(Records for the exercise):
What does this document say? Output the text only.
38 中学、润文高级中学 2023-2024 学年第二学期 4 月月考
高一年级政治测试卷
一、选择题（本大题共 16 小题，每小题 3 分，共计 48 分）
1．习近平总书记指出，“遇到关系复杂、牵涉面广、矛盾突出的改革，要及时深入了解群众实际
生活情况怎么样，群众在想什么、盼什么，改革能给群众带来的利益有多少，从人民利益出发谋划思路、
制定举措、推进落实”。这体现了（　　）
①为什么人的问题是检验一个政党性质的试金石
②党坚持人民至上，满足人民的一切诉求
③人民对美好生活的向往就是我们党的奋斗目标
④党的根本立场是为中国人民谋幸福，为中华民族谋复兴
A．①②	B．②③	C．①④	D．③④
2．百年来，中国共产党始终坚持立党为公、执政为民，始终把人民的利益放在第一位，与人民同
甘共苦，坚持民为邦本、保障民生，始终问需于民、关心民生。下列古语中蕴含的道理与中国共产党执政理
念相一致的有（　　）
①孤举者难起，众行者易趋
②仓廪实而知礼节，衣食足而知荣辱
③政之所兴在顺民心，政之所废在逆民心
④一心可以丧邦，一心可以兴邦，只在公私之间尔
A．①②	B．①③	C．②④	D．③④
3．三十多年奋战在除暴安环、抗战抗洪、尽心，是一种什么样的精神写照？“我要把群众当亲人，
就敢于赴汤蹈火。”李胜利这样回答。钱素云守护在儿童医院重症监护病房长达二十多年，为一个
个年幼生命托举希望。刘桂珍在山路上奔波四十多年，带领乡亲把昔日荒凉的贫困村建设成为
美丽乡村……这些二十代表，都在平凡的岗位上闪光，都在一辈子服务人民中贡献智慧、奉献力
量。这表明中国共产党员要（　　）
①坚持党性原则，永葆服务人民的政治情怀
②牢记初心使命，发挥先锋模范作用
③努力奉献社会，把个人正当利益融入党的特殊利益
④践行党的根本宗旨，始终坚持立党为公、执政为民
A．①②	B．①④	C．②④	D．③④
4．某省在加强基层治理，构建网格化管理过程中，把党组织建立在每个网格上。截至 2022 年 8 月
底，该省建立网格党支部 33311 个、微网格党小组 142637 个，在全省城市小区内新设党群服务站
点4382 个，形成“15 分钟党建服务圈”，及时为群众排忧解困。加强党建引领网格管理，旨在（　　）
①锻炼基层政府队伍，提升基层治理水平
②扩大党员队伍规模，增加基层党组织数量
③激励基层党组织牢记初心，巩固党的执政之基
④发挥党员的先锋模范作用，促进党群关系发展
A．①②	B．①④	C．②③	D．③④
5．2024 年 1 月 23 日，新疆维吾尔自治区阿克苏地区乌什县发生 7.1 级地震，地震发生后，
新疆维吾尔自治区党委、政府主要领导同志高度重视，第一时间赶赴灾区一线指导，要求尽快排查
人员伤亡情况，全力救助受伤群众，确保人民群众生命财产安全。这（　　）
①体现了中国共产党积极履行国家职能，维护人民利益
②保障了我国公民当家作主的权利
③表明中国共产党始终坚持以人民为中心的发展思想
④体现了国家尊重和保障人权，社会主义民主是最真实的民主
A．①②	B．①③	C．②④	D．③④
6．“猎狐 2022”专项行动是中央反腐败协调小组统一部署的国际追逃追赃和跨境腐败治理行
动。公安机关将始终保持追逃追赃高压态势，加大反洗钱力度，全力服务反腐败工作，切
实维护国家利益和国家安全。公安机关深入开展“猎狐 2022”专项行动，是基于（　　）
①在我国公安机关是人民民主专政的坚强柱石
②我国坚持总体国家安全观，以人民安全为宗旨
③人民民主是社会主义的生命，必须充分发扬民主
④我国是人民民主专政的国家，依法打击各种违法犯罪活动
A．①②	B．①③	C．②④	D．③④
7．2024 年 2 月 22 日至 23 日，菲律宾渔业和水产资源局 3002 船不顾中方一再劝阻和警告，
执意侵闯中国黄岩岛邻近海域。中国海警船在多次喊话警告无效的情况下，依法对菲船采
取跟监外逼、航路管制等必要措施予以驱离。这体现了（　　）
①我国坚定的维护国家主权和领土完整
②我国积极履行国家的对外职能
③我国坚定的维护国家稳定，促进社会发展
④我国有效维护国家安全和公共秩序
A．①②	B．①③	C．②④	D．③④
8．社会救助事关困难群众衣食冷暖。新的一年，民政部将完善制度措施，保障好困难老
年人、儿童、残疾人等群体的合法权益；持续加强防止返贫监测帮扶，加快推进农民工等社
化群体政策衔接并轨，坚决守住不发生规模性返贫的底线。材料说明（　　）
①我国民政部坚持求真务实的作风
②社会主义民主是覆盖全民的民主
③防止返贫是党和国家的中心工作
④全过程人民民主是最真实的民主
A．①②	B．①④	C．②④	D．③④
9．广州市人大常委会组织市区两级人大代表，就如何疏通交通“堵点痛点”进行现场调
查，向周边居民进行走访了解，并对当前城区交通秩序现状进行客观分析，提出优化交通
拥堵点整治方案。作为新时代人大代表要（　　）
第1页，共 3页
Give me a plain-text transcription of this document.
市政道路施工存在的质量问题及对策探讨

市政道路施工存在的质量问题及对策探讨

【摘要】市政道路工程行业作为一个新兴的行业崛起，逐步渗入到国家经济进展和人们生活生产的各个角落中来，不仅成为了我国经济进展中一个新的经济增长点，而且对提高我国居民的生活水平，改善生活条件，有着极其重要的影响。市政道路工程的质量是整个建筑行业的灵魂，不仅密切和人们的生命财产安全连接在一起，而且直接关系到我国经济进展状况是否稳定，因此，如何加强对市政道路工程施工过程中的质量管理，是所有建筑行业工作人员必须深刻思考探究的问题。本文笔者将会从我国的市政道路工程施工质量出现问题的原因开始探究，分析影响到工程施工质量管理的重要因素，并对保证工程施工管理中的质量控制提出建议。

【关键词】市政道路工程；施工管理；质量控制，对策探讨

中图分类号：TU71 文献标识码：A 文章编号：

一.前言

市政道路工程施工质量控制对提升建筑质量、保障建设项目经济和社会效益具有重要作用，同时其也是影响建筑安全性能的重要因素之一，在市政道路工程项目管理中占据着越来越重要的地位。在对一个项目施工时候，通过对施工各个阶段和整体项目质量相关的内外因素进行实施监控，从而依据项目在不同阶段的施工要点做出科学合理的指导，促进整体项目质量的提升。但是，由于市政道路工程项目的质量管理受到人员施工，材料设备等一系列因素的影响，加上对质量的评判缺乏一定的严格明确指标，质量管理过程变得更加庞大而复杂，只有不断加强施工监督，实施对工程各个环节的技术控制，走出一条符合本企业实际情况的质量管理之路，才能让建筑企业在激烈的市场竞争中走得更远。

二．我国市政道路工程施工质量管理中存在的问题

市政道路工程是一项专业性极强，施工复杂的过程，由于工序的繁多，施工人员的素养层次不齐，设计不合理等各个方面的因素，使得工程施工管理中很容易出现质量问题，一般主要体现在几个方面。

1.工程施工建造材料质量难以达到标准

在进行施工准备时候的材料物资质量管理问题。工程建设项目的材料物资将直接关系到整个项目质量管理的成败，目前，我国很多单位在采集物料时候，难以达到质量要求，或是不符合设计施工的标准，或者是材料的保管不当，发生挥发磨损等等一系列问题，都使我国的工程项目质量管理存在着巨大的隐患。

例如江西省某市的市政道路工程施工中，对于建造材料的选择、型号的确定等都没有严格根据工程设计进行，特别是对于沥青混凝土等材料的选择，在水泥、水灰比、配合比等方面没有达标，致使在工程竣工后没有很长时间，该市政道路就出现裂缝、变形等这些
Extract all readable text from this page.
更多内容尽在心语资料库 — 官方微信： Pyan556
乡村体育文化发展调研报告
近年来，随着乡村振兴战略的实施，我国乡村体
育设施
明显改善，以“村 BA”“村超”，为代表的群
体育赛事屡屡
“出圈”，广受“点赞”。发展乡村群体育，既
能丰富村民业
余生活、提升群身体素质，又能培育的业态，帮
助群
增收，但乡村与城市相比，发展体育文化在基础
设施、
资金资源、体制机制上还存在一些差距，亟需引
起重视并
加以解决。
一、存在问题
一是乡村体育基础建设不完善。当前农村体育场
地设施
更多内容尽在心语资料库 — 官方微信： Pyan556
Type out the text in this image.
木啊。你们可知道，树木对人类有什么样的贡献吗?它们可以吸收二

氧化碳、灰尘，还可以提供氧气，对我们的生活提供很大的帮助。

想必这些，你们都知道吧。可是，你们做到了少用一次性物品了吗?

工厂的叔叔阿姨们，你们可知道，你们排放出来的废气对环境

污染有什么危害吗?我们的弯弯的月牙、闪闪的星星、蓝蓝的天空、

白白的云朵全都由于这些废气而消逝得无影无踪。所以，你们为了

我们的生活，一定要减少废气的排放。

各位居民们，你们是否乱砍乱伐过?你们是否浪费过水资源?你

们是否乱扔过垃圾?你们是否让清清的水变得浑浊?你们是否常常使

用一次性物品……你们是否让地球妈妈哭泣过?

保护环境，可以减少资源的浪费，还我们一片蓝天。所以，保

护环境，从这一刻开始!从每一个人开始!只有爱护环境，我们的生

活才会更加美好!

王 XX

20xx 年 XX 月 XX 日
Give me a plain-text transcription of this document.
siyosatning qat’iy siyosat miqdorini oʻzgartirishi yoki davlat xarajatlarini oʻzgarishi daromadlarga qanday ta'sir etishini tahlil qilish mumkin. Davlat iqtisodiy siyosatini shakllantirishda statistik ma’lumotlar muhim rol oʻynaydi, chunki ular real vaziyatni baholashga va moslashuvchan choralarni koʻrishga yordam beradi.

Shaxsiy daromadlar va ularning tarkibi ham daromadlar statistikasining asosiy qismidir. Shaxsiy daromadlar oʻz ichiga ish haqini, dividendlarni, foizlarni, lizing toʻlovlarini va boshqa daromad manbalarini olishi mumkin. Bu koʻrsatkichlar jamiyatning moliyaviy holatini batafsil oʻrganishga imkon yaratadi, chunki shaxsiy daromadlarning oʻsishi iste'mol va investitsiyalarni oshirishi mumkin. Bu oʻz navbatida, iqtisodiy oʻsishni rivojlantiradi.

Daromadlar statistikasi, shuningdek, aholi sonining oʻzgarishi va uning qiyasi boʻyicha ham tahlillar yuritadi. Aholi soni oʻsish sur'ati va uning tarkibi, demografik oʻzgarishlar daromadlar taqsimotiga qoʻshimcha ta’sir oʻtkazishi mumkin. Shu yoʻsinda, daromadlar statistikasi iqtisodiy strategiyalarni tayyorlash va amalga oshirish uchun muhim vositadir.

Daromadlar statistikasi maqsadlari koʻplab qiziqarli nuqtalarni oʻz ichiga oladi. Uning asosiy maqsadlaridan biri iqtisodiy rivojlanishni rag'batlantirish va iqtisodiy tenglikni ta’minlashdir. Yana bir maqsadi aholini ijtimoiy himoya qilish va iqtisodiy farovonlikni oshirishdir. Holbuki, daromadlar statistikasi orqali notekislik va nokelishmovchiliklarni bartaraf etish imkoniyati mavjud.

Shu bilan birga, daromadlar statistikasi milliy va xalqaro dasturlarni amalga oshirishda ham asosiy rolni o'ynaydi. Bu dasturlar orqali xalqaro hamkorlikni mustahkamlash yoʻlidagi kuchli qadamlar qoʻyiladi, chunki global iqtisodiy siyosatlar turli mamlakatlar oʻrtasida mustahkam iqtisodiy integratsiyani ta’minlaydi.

(Stated task):
Filter the records above for lines containing the word "text", and copy those lines.

(Solution to this task):
What does this document say? Output the text only.
Give me a plain-text transcription of this document.
Extract all readable text from this page.
Type out the text in this image.
Give me a plain-text transcription of this document.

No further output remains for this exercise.